### Required work
Go through the material below and report how many lines contain "agency". Give only the number.

### Source records
::::::::::

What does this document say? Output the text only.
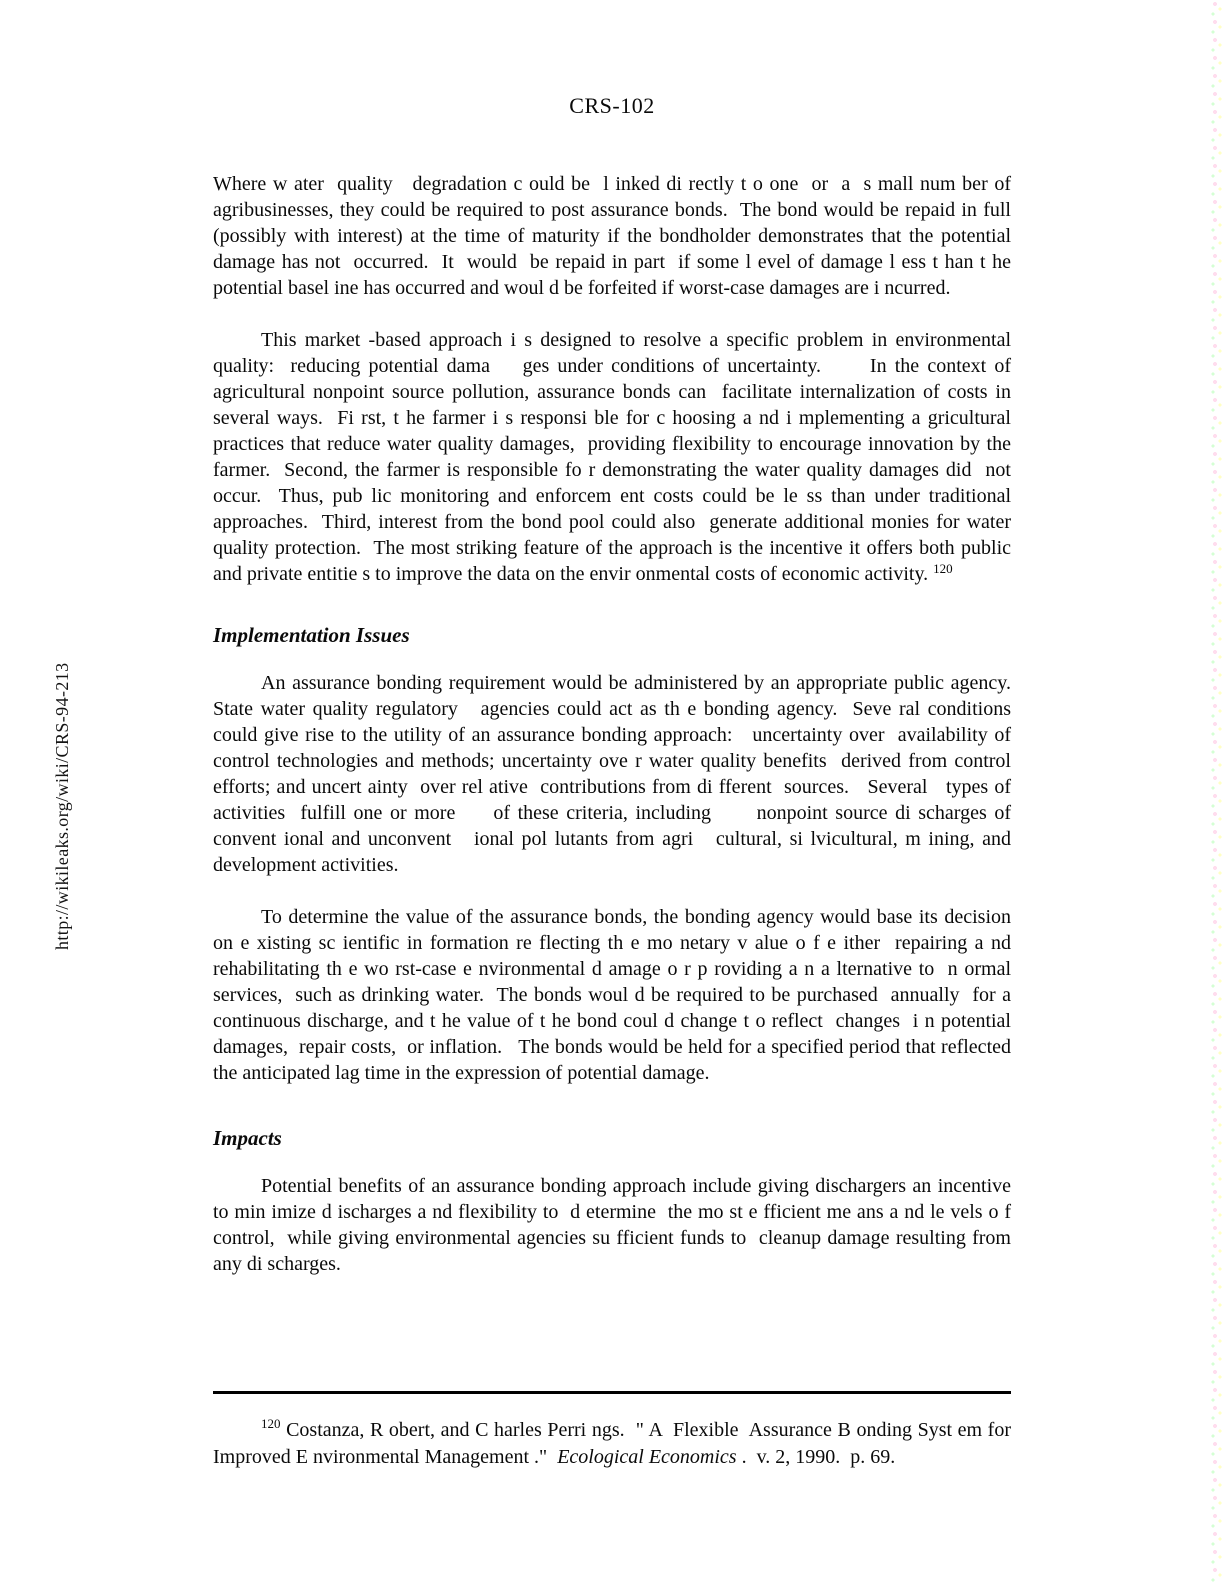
http://wikileaks.org/wiki/CRS-94-213
CRS-102

Where w ater  quality   degradation c ould be  l inked di rectly t o one  or  a  s mall num ber of agribusinesses, they could be required to post assurance bonds.  The bond would be repaid in full (possibly with interest) at the time of maturity if the bondholder demonstrates that the potential damage has not  occurred.  It  would  be repaid in part  if some l evel of damage l ess t han t he potential basel ine has occurred and woul d be forfeited if worst-case damages are i ncurred.

This market -based approach i s designed to resolve a specific problem in environmental quality:  reducing potential dama    ges under conditions of uncertainty.      In the context of agricultural nonpoint source pollution, assurance bonds can  facilitate internalization of costs in several ways.  Fi rst, t he farmer i s responsi ble for c hoosing a nd i mplementing a gricultural practices that reduce water quality damages,  providing flexibility to encourage innovation by the farmer.  Second, the farmer is responsible fo r demonstrating the water quality damages did  not occur.  Thus, pub lic monitoring and enforcem ent costs could be le ss than under traditional approaches.  Third, interest from the bond pool could also  generate additional monies for water quality protection.  The most striking feature of the approach is the incentive it offers both public and private entitie s to improve the data on the envir onmental costs of economic activity. $^{120}$

Implementation Issues

An assurance bonding requirement would be administered by an appropriate public agency. State water quality regulatory   agencies could act as th e bonding agency.  Seve ral conditions could give rise to the utility of an assurance bonding approach:   uncertainty over  availability of control technologies and methods; uncertainty ove r water quality benefits  derived from control efforts; and uncert ainty  over rel ative  contributions from di fferent  sources.   Several   types of activities  fulfill one or more     of these criteria, including      nonpoint source di scharges of convent ional and unconvent   ional pol lutants from agri   cultural, si lvicultural, m ining, and development activities.

To determine the value of the assurance bonds, the bonding agency would base its decision on e xisting sc ientific in formation re flecting th e mo netary v alue o f e ither  repairing a nd rehabilitating th e wo rst-case e nvironmental d amage o r p roviding a n a lternative to  n ormal services,  such as drinking water.  The bonds woul d be required to be purchased  annually  for a continuous discharge, and t he value of t he bond coul d change t o reflect  changes  i n potential damages,  repair costs,  or inflation.   The bonds would be held for a specified period that reflected the anticipated lag time in the expression of potential damage.

Impacts

Potential benefits of an assurance bonding approach include giving dischargers an incentive to min imize d ischarges a nd flexibility to  d etermine  the mo st e fficient me ans a nd le vels o f control,  while giving environmental agencies su fficient funds to  cleanup damage resulting from any di scharges.

$^{120}$ Costanza, R obert, and C harles Perri ngs.  " A  Flexible  Assurance B onding Syst em for Improved E nvironmental Management ."  Ecological Economics .  v. 2, 1990.  p. 69.
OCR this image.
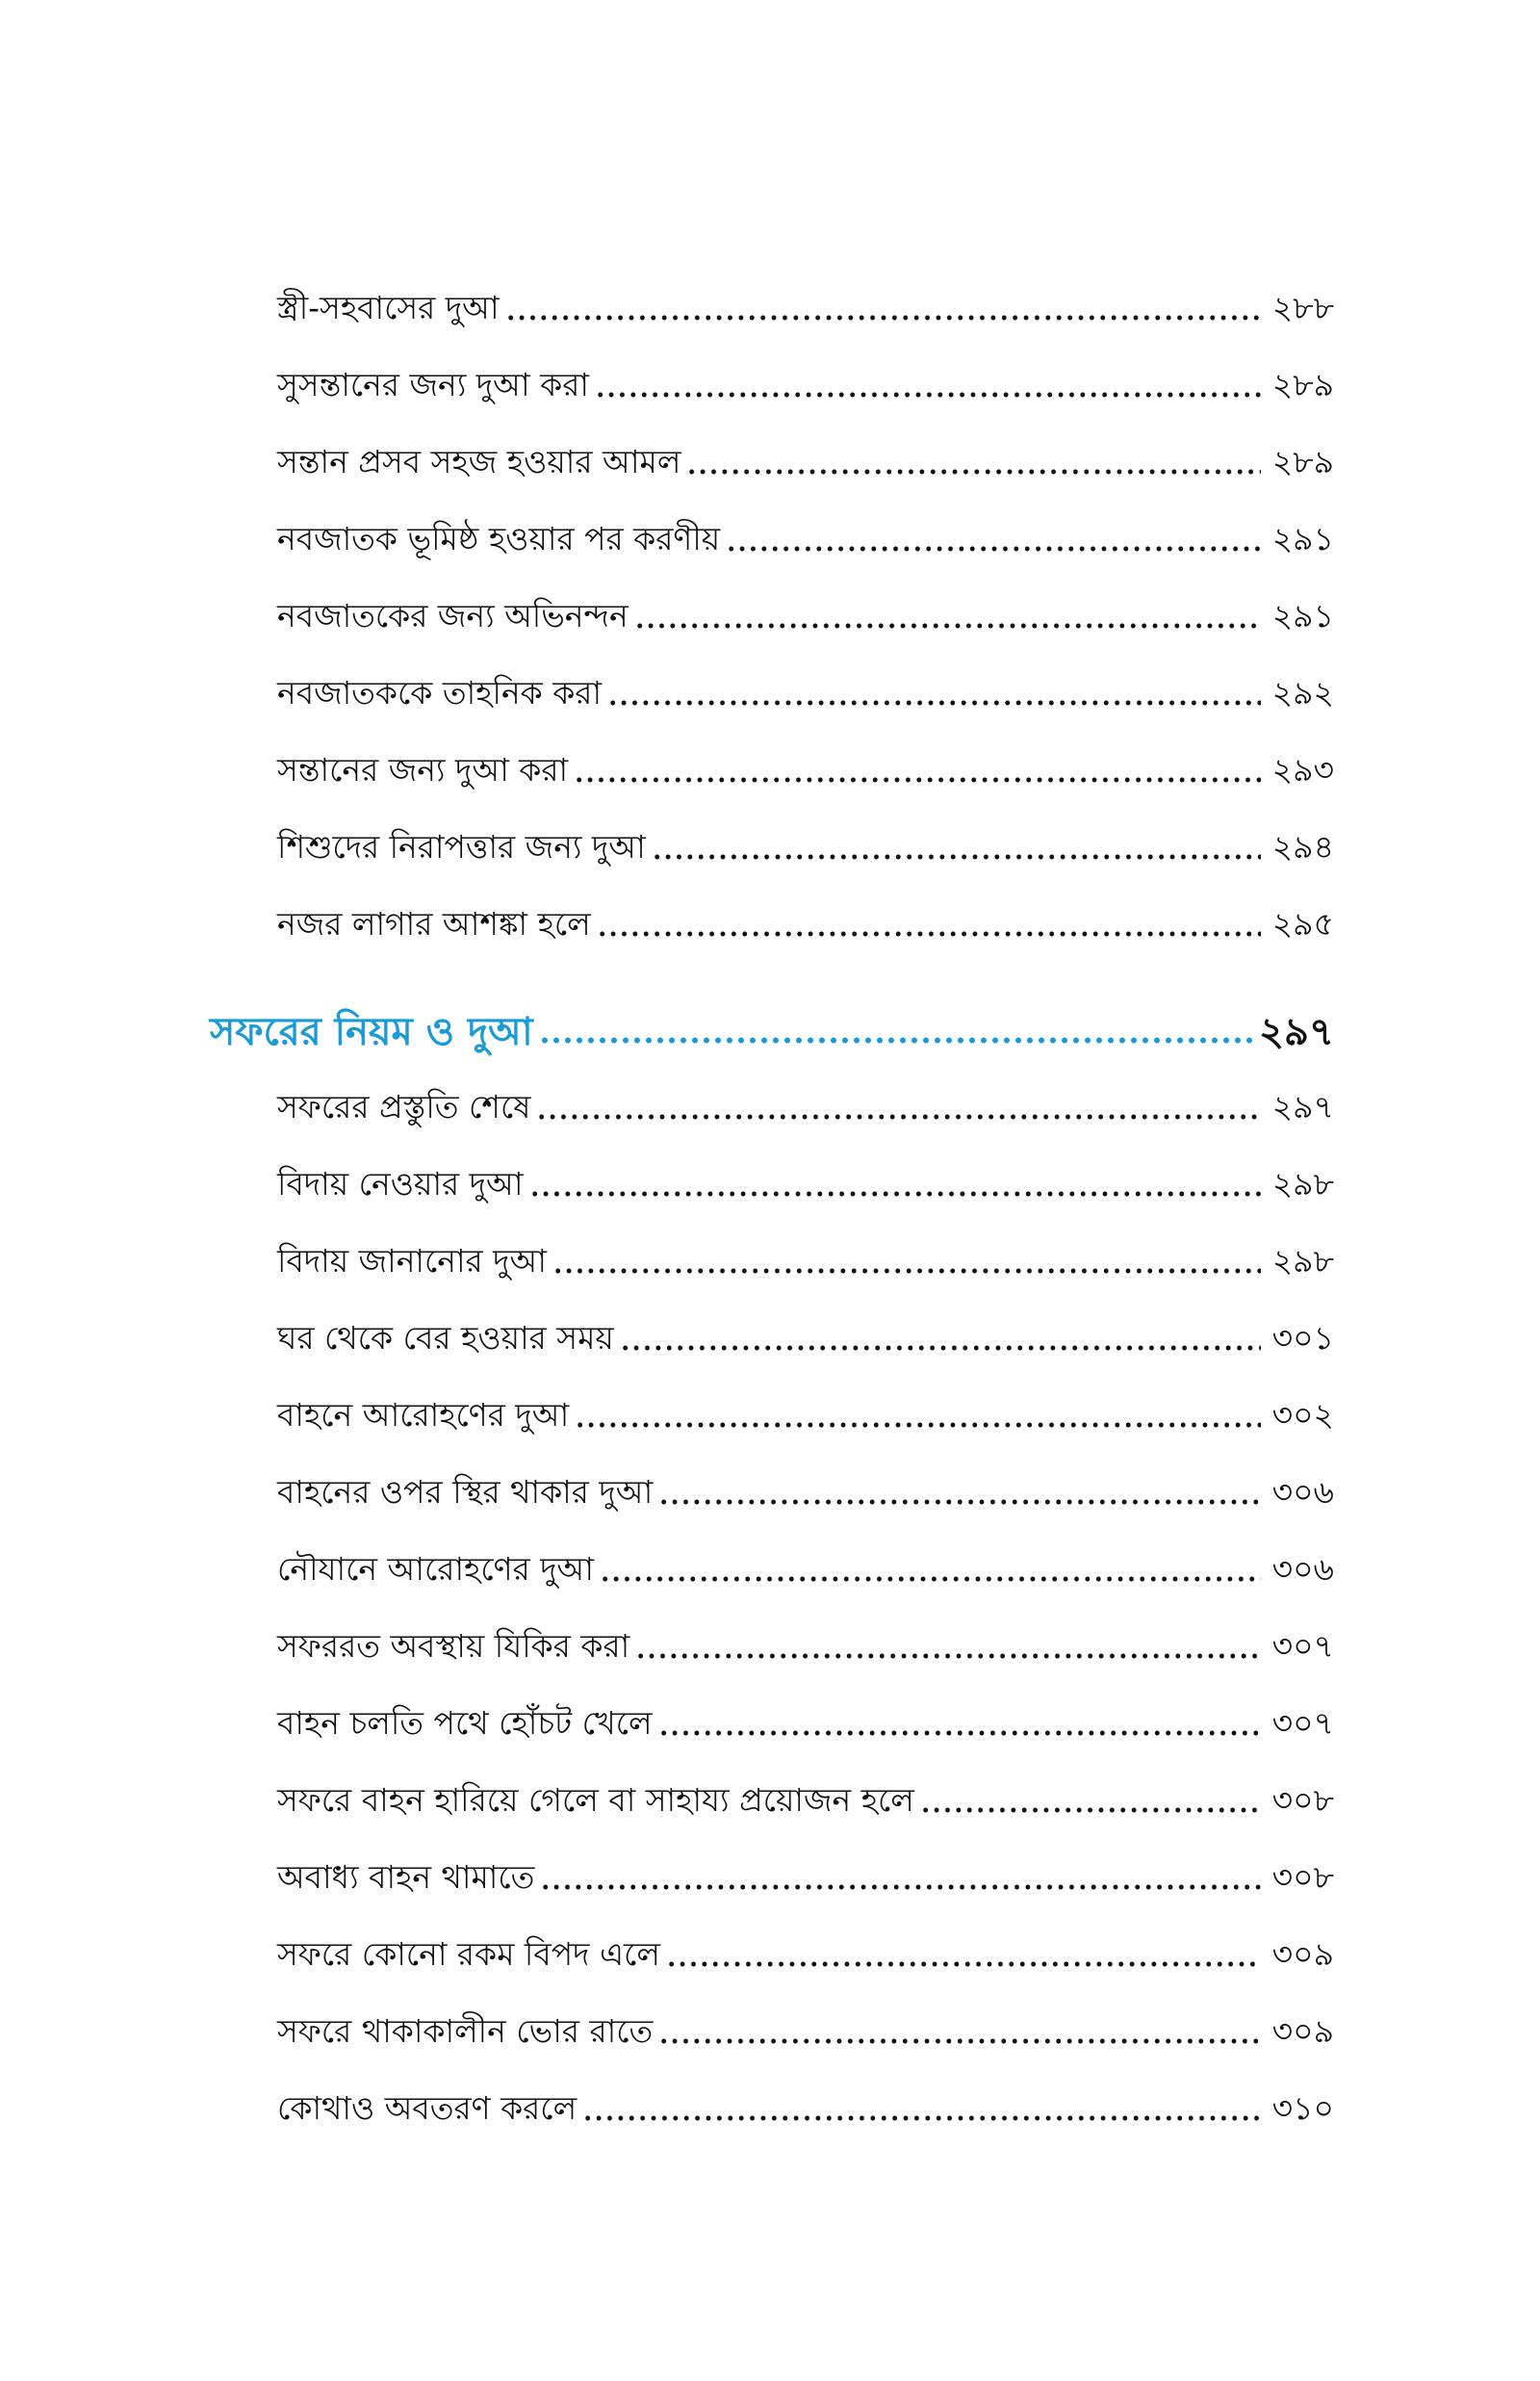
স্ত্রী-সহবাসের দুআ	২৮৮
সুসন্তানের জন্য দুআ করা	২৮৯
সন্তান প্রসব সহজ হওয়ার আমল	২৮৯
নবজাতক ভূমিষ্ঠ হওয়ার পর করণীয়	২৯১
নবজাতকের জন্য অভিনন্দন	২৯১
নবজাতককে তাহনিক করা	২৯২
সন্তানের জন্য দুআ করা	২৯৩
শিশুদের নিরাপত্তার জন্য দুআ	২৯৪
নজর লাগার আশঙ্কা হলে	২৯৫
সফরের নিয়ম ও দুআ	২৯৭
সফরের প্রস্তুতি শেষে	২৯৭
বিদায় নেওয়ার দুআ	২৯৮
বিদায় জানানোর দুআ	২৯৮
ঘর থেকে বের হওয়ার সময়	৩০১
বাহনে আরোহণের দুআ	৩০২
বাহনের ওপর স্থির থাকার দুআ	৩০৬
নৌযানে আরোহণের দুআ	৩০৬
সফররত অবস্থায় যিকির করা	৩০৭
বাহন চলতি পথে হোঁচট খেলে	৩০৭
সফরে বাহন হারিয়ে গেলে বা সাহায্য প্রয়োজন হলে	৩০৮
অবাধ্য বাহন থামাতে	৩০৮
সফরে কোনো রকম বিপদ এলে	৩০৯
সফরে থাকাকালীন ভোর রাতে	৩০৯
কোথাও অবতরণ করলে	৩১০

::::::::::

### Solution to this exercise
2